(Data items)
▼

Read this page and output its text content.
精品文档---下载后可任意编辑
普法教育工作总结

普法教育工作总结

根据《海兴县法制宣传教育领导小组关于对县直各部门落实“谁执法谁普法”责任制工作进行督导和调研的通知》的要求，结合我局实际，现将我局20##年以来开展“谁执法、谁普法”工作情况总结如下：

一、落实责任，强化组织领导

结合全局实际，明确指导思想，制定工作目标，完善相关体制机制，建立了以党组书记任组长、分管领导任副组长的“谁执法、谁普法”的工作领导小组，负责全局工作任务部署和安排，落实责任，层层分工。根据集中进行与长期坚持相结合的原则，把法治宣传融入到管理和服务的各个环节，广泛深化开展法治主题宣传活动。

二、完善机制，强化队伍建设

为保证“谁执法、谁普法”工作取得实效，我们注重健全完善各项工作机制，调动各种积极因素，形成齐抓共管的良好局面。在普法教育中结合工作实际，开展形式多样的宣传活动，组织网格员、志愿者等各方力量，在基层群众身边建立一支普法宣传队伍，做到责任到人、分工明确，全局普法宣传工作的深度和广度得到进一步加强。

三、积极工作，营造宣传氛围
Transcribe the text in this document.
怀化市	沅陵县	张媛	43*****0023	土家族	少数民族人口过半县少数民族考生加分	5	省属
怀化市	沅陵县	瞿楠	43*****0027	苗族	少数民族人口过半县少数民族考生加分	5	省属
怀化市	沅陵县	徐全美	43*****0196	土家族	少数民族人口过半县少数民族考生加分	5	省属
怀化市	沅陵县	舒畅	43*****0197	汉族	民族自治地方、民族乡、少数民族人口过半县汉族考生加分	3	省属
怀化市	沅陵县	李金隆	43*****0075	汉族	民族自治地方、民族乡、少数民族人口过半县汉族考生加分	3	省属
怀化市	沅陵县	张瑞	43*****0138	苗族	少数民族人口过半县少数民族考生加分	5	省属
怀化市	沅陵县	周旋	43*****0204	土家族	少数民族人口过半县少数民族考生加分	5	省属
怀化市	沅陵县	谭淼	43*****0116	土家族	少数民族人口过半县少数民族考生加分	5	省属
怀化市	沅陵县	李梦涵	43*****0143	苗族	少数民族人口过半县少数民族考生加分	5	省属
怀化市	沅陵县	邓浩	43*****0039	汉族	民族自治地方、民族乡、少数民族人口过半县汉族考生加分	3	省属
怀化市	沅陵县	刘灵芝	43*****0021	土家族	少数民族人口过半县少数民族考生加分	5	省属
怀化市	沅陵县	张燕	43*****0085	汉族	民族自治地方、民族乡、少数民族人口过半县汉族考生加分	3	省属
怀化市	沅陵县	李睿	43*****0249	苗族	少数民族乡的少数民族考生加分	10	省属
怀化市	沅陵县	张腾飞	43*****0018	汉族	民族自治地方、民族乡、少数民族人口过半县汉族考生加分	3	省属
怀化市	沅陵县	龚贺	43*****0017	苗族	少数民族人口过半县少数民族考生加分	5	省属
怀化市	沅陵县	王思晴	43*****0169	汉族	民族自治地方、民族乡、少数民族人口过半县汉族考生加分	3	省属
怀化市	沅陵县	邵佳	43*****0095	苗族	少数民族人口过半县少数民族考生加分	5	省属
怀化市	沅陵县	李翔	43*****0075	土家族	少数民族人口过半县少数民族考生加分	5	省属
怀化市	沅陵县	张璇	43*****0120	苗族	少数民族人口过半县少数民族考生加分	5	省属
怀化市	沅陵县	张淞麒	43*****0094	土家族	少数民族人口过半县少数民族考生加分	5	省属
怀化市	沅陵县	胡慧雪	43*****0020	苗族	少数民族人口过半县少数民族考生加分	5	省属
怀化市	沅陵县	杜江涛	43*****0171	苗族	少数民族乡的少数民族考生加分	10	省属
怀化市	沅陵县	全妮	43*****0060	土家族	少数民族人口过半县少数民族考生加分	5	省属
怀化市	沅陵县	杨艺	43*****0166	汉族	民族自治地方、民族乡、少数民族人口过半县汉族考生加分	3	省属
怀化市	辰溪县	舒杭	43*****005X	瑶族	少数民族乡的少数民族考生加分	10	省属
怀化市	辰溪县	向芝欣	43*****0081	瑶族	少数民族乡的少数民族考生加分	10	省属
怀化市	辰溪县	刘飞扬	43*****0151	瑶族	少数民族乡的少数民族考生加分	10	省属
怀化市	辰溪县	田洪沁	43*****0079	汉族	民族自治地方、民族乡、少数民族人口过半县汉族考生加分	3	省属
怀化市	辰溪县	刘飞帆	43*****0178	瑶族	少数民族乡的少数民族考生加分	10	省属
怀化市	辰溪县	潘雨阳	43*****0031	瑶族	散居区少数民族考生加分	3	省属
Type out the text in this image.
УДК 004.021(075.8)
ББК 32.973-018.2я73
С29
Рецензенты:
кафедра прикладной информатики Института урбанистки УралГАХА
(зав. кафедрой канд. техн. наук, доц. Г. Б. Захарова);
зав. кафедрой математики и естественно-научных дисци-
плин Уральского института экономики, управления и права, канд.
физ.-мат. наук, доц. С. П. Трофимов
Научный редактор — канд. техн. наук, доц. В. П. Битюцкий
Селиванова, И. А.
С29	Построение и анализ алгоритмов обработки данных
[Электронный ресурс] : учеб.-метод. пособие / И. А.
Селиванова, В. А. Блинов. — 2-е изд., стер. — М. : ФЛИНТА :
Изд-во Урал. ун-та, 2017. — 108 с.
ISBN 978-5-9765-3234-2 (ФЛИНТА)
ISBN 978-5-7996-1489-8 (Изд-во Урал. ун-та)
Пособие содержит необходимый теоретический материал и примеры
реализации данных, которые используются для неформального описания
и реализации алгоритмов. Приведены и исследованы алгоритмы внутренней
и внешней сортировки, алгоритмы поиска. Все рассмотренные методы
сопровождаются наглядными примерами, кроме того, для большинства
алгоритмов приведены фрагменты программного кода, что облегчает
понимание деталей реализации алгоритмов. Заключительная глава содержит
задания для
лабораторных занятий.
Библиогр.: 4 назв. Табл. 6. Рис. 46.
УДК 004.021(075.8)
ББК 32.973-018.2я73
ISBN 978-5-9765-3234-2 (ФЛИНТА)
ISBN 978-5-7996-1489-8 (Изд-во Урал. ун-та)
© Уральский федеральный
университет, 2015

▲

**EXERCISE GOAL**
Give an exact repetition of all the material.

**RESPONSE TO THIS TASK**
Read this page and output its text content.
精品文档---下载后可任意编辑
普法教育工作总结

普法教育工作总结

根据《海兴县法制宣传教育领导小组关于对县直各部门落实“谁执法谁普法”责任制工作进行督导和调研的通知》的要求，结合我局实际，现将我局20##年以来开展“谁执法、谁普法”工作情况总结如下：

一、落实责任，强化组织领导

结合全局实际，明确指导思想，制定工作目标，完善相关体制机制，建立了以党组书记任组长、分管领导任副组长的“谁执法、谁普法”的工作领导小组，负责全局工作任务部署和安排，落实责任，层层分工。根据集中进行与长期坚持相结合的原则，把法治宣传融入到管理和服务的各个环节，广泛深化开展法治主题宣传活动。

二、完善机制，强化队伍建设

为保证“谁执法、谁普法”工作取得实效，我们注重健全完善各项工作机制，调动各种积极因素，形成齐抓共管的良好局面。在普法教育中结合工作实际，开展形式多样的宣传活动，组织网格员、志愿者等各方力量，在基层群众身边建立一支普法宣传队伍，做到责任到人、分工明确，全局普法宣传工作的深度和广度得到进一步加强。

三、积极工作，营造宣传氛围
Transcribe the text in this document.
怀化市	沅陵县	张媛	43*****0023	土家族	少数民族人口过半县少数民族考生加分	5	省属
怀化市	沅陵县	瞿楠	43*****0027	苗族	少数民族人口过半县少数民族考生加分	5	省属
怀化市	沅陵县	徐全美	43*****0196	土家族	少数民族人口过半县少数民族考生加分	5	省属
怀化市	沅陵县	舒畅	43*****0197	汉族	民族自治地方、民族乡、少数民族人口过半县汉族考生加分	3	省属
怀化市	沅陵县	李金隆	43*****0075	汉族	民族自治地方、民族乡、少数民族人口过半县汉族考生加分	3	省属
怀化市	沅陵县	张瑞	43*****0138	苗族	少数民族人口过半县少数民族考生加分	5	省属
怀化市	沅陵县	周旋	43*****0204	土家族	少数民族人口过半县少数民族考生加分	5	省属
怀化市	沅陵县	谭淼	43*****0116	土家族	少数民族人口过半县少数民族考生加分	5	省属
怀化市	沅陵县	李梦涵	43*****0143	苗族	少数民族人口过半县少数民族考生加分	5	省属
怀化市	沅陵县	邓浩	43*****0039	汉族	民族自治地方、民族乡、少数民族人口过半县汉族考生加分	3	省属
怀化市	沅陵县	刘灵芝	43*****0021	土家族	少数民族人口过半县少数民族考生加分	5	省属
怀化市	沅陵县	张燕	43*****0085	汉族	民族自治地方、民族乡、少数民族人口过半县汉族考生加分	3	省属
怀化市	沅陵县	李睿	43*****0249	苗族	少数民族乡的少数民族考生加分	10	省属
怀化市	沅陵县	张腾飞	43*****0018	汉族	民族自治地方、民族乡、少数民族人口过半县汉族考生加分	3	省属
怀化市	沅陵县	龚贺	43*****0017	苗族	少数民族人口过半县少数民族考生加分	5	省属
怀化市	沅陵县	王思晴	43*****0169	汉族	民族自治地方、民族乡、少数民族人口过半县汉族考生加分	3	省属
怀化市	沅陵县	邵佳	43*****0095	苗族	少数民族人口过半县少数民族考生加分	5	省属
怀化市	沅陵县	李翔	43*****0075	土家族	少数民族人口过半县少数民族考生加分	5	省属
怀化市	沅陵县	张璇	43*****0120	苗族	少数民族人口过半县少数民族考生加分	5	省属
怀化市	沅陵县	张淞麒	43*****0094	土家族	少数民族人口过半县少数民族考生加分	5	省属
怀化市	沅陵县	胡慧雪	43*****0020	苗族	少数民族人口过半县少数民族考生加分	5	省属
怀化市	沅陵县	杜江涛	43*****0171	苗族	少数民族乡的少数民族考生加分	10	省属
怀化市	沅陵县	全妮	43*****0060	土家族	少数民族人口过半县少数民族考生加分	5	省属
怀化市	沅陵县	杨艺	43*****0166	汉族	民族自治地方、民族乡、少数民族人口过半县汉族考生加分	3	省属
怀化市	辰溪县	舒杭	43*****005X	瑶族	少数民族乡的少数民族考生加分	10	省属
怀化市	辰溪县	向芝欣	43*****0081	瑶族	少数民族乡的少数民族考生加分	10	省属
怀化市	辰溪县	刘飞扬	43*****0151	瑶族	少数民族乡的少数民族考生加分	10	省属
怀化市	辰溪县	田洪沁	43*****0079	汉族	民族自治地方、民族乡、少数民族人口过半县汉族考生加分	3	省属
怀化市	辰溪县	刘飞帆	43*****0178	瑶族	少数民族乡的少数民族考生加分	10	省属
怀化市	辰溪县	潘雨阳	43*****0031	瑶族	散居区少数民族考生加分	3	省属
Type out the text in this image.
УДК 004.021(075.8)
ББК 32.973-018.2я73
С29
Рецензенты:
кафедра прикладной информатики Института урбанистки УралГАХА
(зав. кафедрой канд. техн. наук, доц. Г. Б. Захарова);
зав. кафедрой математики и естественно-научных дисци-
плин Уральского института экономики, управления и права, канд.
физ.-мат. наук, доц. С. П. Трофимов
Научный редактор — канд. техн. наук, доц. В. П. Битюцкий
Селиванова, И. А.
С29	Построение и анализ алгоритмов обработки данных
[Электронный ресурс] : учеб.-метод. пособие / И. А.
Селиванова, В. А. Блинов. — 2-е изд., стер. — М. : ФЛИНТА :
Изд-во Урал. ун-та, 2017. — 108 с.
ISBN 978-5-9765-3234-2 (ФЛИНТА)
ISBN 978-5-7996-1489-8 (Изд-во Урал. ун-та)
Пособие содержит необходимый теоретический материал и примеры
реализации данных, которые используются для неформального описания
и реализации алгоритмов. Приведены и исследованы алгоритмы внутренней
и внешней сортировки, алгоритмы поиска. Все рассмотренные методы
сопровождаются наглядными примерами, кроме того, для большинства
алгоритмов приведены фрагменты программного кода, что облегчает
понимание деталей реализации алгоритмов. Заключительная глава содержит
задания для
лабораторных занятий.
Библиогр.: 4 назв. Табл. 6. Рис. 46.
УДК 004.021(075.8)
ББК 32.973-018.2я73
ISBN 978-5-9765-3234-2 (ФЛИНТА)
ISBN 978-5-7996-1489-8 (Изд-во Урал. ун-та)
© Уральский федеральный
университет, 2015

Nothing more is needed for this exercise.